-- Begin RECORDS FOR THE TASK --

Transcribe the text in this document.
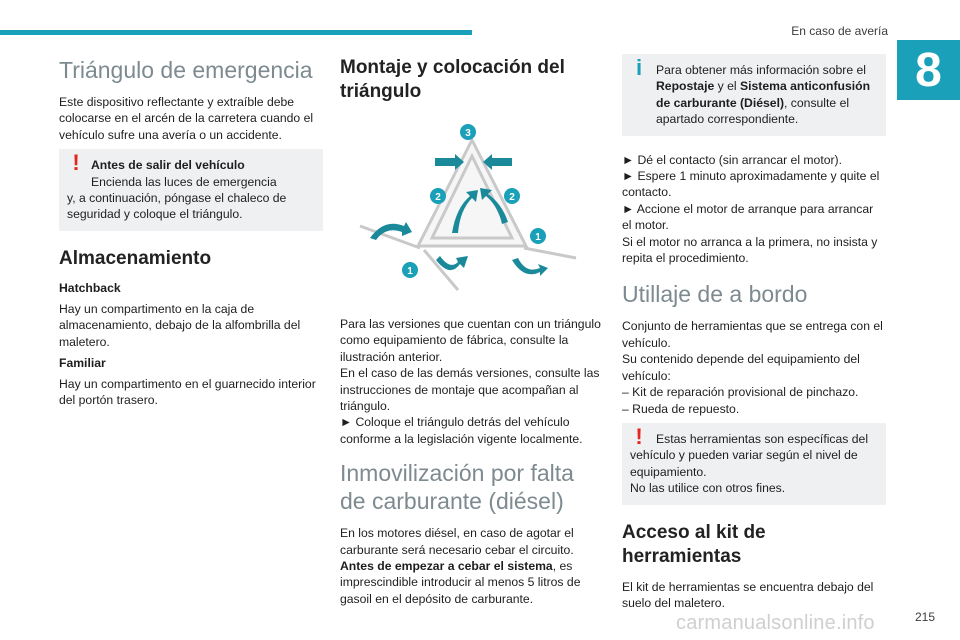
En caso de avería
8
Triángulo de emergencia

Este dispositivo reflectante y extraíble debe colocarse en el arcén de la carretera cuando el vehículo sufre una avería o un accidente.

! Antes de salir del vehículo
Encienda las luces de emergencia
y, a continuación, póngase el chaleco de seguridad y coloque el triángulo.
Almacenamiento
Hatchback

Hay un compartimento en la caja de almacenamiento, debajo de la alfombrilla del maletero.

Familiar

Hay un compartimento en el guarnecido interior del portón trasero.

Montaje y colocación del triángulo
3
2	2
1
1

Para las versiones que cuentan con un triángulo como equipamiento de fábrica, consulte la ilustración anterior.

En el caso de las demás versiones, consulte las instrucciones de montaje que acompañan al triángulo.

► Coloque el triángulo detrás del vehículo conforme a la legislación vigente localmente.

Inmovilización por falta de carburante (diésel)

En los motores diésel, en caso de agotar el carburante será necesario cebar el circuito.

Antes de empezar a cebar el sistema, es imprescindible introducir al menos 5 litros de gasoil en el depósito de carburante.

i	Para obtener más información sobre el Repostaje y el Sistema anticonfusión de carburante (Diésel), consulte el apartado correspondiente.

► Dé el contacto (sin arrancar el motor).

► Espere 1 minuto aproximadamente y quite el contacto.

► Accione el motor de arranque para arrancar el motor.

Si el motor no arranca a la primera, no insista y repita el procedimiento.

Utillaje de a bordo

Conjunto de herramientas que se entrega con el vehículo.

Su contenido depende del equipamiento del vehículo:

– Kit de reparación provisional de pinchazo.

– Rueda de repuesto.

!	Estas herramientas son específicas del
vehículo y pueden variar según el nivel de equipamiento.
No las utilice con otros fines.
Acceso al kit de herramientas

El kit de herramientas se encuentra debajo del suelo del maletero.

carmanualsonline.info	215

-- End RECORDS FOR THE TASK --

§ DIRECTIONS FOR THIS TASK
Copy all lines of the listing above that contain the string "equipamiento".

§ SOLUTION TO THIS TASK
Para las versiones que cuentan con un triángulo como equipamiento de fábrica, consulte la ilustración anterior.
Su contenido depende del equipamiento del vehículo:
vehículo y pueden variar según el nivel de equipamiento.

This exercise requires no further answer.